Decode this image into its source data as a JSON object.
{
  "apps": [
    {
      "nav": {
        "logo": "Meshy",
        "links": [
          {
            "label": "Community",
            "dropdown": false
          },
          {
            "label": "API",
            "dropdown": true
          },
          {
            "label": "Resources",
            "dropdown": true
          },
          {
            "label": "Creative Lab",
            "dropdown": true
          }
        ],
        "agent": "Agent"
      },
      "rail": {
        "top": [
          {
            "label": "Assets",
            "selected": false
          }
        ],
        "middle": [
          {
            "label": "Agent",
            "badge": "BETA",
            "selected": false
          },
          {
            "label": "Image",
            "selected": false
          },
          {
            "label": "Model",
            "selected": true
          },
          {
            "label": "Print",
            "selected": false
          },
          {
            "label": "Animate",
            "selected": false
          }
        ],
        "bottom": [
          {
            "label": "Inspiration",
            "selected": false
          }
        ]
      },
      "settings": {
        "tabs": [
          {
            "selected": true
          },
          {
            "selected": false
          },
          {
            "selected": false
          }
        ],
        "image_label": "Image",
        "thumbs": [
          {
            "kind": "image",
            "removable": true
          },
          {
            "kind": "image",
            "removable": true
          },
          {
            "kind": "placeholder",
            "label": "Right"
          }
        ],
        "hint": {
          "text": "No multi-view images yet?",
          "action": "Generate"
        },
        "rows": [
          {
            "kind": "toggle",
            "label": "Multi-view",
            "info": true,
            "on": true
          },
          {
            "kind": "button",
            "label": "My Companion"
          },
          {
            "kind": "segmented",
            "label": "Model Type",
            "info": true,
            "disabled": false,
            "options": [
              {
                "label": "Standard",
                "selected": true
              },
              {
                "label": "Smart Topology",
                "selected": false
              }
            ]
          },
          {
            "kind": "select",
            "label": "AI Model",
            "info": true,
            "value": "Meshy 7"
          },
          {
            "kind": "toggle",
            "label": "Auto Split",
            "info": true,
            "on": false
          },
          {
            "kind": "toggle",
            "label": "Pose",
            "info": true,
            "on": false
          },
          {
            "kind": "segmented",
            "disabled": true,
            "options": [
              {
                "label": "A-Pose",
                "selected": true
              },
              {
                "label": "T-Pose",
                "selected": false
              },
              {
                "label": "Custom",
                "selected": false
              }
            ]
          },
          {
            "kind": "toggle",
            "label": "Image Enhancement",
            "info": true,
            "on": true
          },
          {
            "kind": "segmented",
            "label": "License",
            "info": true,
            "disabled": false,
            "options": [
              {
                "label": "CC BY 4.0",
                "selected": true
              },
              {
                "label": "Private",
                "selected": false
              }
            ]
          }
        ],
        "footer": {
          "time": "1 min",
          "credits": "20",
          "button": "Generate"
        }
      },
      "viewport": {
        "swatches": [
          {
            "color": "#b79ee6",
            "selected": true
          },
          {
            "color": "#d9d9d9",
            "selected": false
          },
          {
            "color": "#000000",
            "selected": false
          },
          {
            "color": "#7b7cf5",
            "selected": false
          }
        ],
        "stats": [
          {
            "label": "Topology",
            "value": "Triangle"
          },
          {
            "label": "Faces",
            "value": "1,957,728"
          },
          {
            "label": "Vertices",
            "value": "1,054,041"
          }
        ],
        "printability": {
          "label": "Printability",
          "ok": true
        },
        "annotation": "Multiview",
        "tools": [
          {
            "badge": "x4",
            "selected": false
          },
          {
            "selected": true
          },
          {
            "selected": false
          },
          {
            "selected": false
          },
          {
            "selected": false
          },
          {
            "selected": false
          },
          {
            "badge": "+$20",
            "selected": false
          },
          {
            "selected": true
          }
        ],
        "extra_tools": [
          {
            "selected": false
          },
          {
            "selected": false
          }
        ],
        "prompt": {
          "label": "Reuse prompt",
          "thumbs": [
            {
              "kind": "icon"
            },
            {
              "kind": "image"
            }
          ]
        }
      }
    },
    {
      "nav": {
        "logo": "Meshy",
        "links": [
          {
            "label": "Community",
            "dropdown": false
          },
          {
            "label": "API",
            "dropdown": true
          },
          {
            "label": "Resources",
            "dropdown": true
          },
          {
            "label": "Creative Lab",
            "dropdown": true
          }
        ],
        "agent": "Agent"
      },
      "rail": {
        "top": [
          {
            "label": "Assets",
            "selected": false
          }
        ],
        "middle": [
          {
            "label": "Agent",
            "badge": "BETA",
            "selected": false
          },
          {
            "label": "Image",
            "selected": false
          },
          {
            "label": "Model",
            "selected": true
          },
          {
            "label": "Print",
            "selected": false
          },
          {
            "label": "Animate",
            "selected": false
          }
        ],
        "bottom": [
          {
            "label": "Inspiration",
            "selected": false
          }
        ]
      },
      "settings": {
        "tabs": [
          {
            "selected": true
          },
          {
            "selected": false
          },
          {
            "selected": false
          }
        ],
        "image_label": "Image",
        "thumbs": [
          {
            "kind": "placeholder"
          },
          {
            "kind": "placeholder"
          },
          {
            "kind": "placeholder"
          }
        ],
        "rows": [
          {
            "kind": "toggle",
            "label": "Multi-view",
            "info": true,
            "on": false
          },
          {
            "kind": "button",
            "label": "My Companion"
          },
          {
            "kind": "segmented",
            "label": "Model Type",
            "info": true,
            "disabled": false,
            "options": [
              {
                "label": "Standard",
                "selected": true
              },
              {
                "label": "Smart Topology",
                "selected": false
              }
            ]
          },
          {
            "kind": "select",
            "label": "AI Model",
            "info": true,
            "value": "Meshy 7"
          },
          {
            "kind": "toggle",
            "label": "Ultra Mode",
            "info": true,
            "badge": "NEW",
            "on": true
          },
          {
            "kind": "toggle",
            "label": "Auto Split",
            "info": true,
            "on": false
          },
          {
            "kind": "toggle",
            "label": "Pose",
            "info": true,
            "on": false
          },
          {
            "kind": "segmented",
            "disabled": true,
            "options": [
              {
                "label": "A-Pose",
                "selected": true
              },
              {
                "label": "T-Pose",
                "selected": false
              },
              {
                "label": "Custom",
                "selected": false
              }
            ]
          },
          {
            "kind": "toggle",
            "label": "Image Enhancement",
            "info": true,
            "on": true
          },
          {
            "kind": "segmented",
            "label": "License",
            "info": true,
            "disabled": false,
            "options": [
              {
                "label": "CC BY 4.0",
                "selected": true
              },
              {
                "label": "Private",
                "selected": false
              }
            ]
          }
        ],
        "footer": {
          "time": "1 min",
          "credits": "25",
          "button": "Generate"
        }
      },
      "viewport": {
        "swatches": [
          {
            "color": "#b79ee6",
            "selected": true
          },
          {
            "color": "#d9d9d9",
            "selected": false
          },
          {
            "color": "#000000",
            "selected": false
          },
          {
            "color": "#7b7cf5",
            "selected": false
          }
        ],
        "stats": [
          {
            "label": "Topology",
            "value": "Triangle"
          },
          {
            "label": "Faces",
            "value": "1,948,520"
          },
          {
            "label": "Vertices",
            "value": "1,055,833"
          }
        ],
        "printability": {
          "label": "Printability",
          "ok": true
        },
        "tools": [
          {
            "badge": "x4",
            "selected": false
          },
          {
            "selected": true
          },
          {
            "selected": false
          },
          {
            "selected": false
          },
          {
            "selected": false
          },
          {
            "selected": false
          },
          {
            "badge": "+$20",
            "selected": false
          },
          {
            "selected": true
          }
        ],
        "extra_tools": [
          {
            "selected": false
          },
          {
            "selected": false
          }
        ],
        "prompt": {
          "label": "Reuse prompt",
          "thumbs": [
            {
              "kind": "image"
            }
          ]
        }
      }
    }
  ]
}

══════

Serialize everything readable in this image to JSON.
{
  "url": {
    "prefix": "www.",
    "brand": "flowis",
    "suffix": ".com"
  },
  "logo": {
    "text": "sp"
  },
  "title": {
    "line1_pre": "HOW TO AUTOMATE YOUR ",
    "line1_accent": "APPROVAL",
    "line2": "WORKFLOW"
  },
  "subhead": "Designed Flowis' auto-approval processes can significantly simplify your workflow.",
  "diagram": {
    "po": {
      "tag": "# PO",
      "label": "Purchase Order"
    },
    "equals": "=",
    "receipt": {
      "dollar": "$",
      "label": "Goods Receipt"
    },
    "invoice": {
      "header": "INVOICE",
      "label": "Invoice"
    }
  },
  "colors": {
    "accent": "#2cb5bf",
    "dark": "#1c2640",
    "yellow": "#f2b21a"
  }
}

══════

» **The exercise**: Look over the records above and copy each line that includes the string "value".

» **Correct result**:
            "value": "Meshy 7"
            "value": "Triangle"
            "value": "1,957,728"
            "value": "1,054,041"
            "value": "Meshy 7"
            "value": "Triangle"
            "value": "1,948,520"
            "value": "1,055,833"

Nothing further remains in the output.